Task prompt: Below are records. Copy every line with "hlavicu" in it.

Data provided:
========
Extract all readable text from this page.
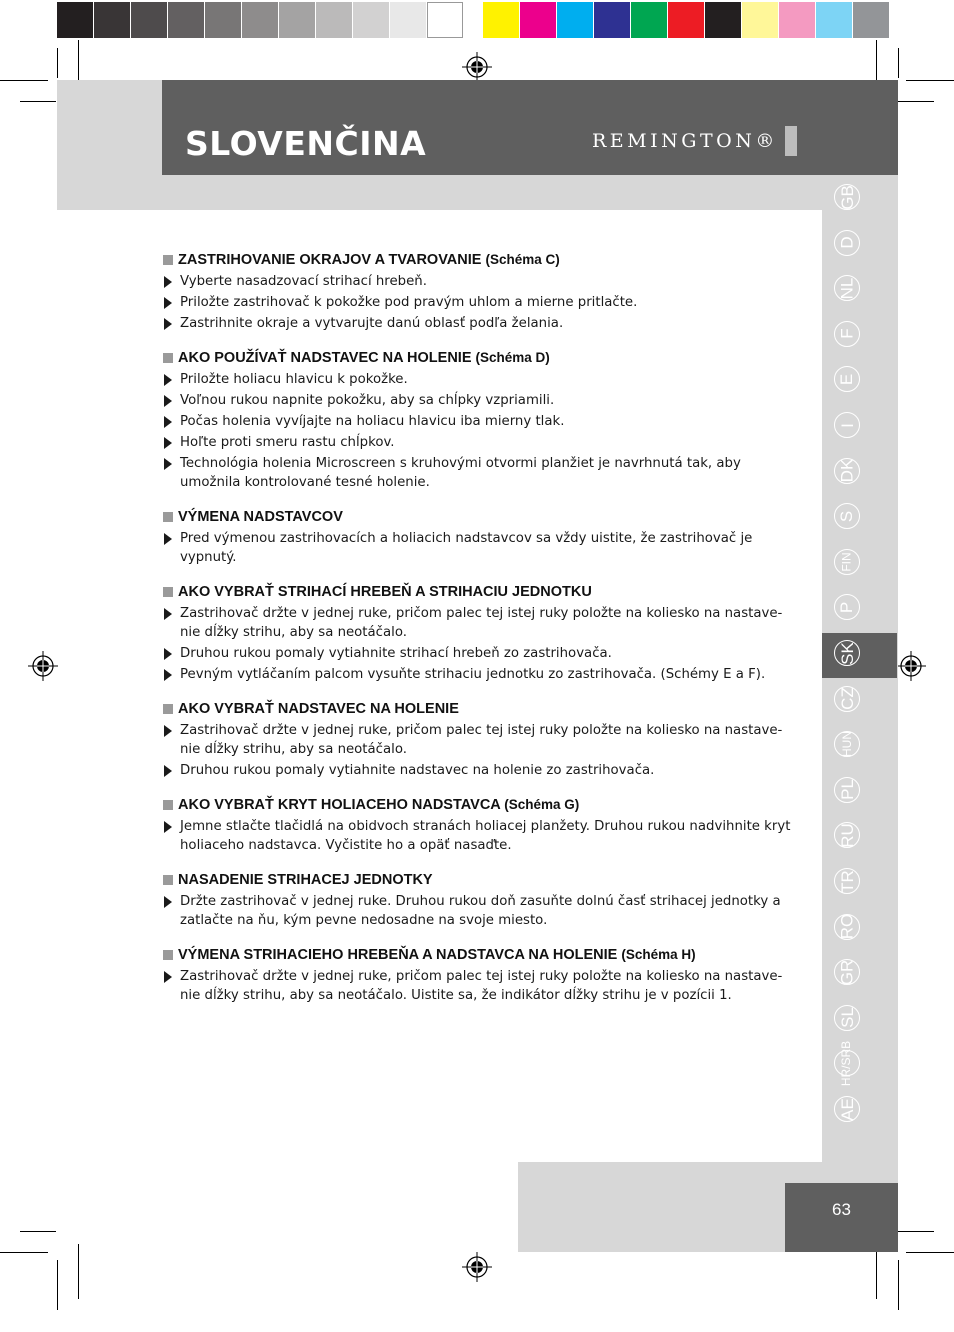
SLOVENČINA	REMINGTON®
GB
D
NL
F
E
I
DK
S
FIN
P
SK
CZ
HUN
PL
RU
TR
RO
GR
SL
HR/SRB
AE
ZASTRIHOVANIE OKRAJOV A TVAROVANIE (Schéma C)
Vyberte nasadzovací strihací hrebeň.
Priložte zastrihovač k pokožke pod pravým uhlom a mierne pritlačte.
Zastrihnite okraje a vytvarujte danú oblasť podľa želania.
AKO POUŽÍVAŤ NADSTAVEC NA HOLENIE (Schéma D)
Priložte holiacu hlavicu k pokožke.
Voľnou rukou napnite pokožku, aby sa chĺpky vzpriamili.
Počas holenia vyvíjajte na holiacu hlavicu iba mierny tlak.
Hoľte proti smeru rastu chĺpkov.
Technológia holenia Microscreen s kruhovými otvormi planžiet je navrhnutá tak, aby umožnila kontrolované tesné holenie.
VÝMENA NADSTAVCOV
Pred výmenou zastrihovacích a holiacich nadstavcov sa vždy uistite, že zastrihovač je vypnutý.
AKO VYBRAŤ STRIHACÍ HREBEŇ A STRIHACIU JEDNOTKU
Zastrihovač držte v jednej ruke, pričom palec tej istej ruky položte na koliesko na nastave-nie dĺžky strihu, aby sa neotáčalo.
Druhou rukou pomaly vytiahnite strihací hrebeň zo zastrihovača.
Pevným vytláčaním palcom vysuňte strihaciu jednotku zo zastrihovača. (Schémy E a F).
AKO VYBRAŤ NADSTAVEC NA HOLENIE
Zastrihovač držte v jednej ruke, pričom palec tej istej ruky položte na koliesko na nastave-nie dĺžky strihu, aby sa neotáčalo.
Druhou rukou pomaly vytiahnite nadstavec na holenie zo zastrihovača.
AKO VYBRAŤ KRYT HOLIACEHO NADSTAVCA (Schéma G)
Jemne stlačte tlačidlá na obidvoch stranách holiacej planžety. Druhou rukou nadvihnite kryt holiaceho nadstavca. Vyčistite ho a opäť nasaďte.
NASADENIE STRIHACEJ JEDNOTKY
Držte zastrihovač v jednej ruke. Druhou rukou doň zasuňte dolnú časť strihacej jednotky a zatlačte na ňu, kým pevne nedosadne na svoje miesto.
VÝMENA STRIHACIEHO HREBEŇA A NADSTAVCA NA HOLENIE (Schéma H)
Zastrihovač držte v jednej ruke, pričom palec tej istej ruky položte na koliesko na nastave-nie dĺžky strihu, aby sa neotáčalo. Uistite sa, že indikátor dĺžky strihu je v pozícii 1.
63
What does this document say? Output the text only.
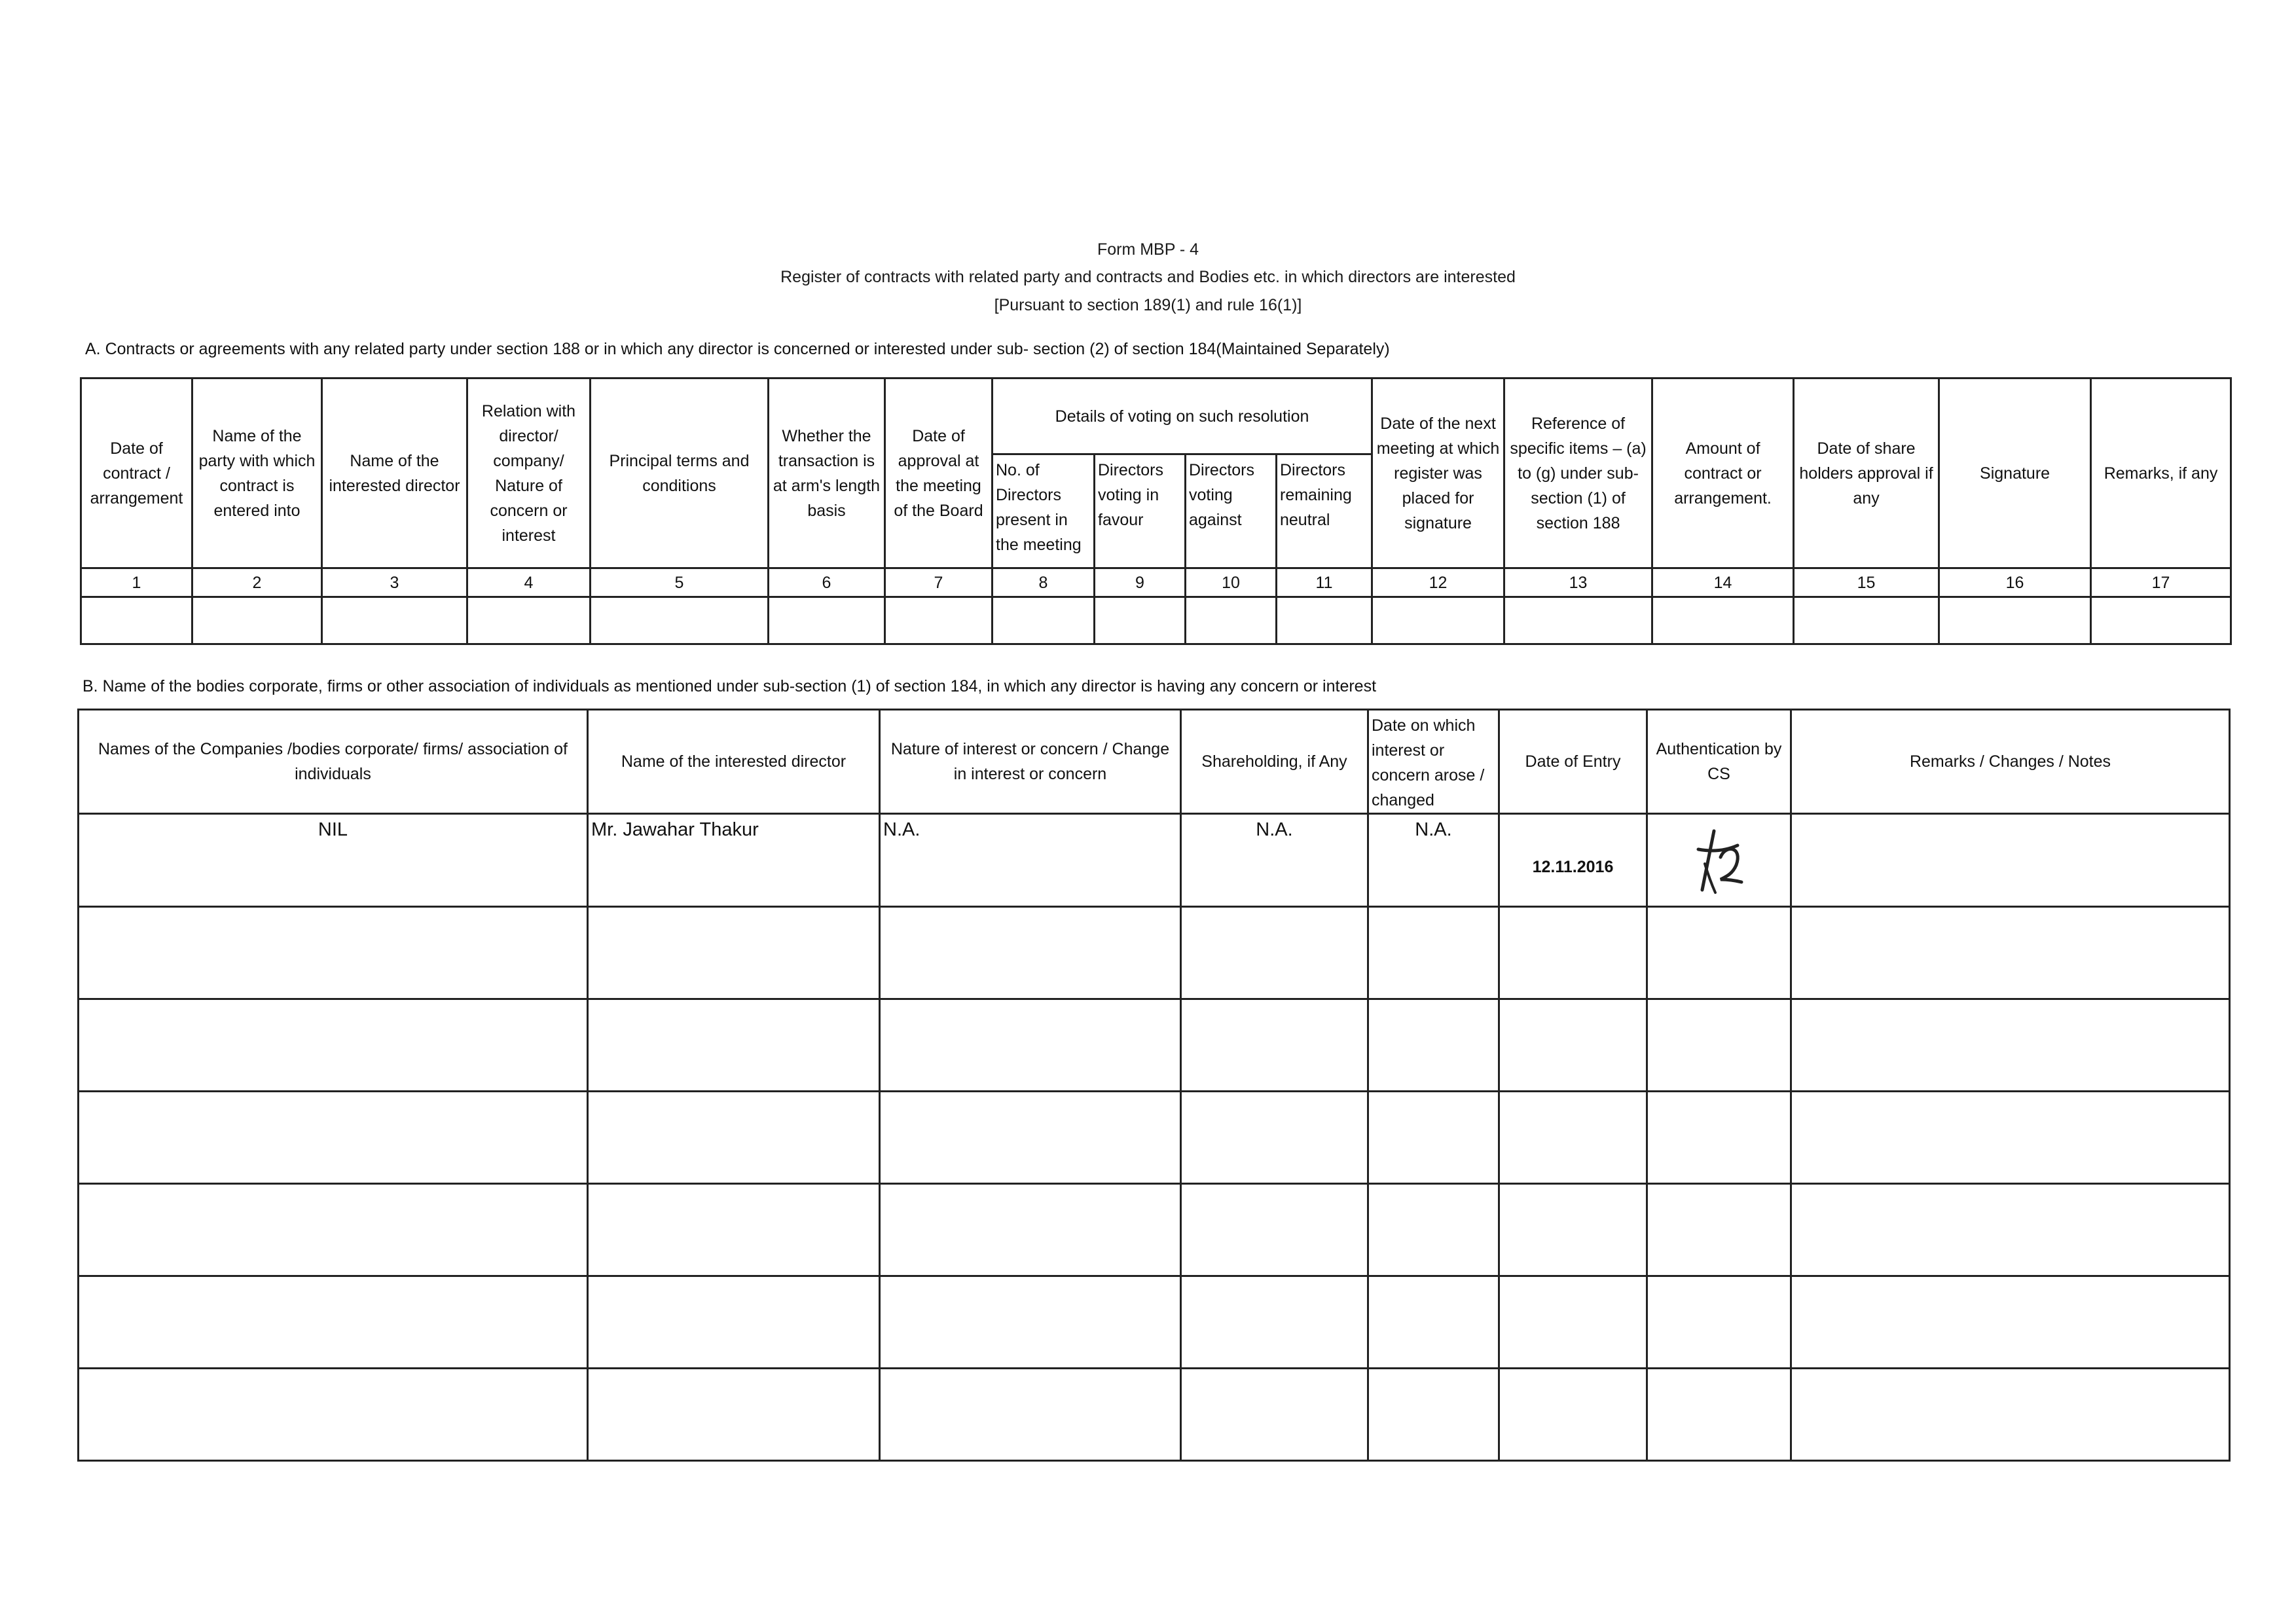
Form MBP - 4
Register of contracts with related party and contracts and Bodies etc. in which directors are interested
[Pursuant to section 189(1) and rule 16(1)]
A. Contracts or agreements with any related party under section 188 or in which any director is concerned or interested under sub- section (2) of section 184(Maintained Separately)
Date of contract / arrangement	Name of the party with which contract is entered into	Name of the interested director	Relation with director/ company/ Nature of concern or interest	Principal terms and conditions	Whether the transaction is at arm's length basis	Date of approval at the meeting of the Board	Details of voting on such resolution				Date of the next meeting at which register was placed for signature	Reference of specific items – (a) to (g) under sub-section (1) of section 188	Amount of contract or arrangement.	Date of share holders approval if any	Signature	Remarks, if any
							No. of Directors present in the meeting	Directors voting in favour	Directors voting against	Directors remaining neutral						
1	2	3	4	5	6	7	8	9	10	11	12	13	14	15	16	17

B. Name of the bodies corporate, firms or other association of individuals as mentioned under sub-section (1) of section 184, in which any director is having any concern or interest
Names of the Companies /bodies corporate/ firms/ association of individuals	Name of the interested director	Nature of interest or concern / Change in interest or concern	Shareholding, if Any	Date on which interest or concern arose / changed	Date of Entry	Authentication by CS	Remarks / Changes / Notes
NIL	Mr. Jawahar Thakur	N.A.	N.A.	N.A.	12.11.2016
========
Worked solution:
Priložte holiacu hlavicu k pokožke.
Počas holenia vyvíjajte na holiacu hlavicu iba mierny tlak.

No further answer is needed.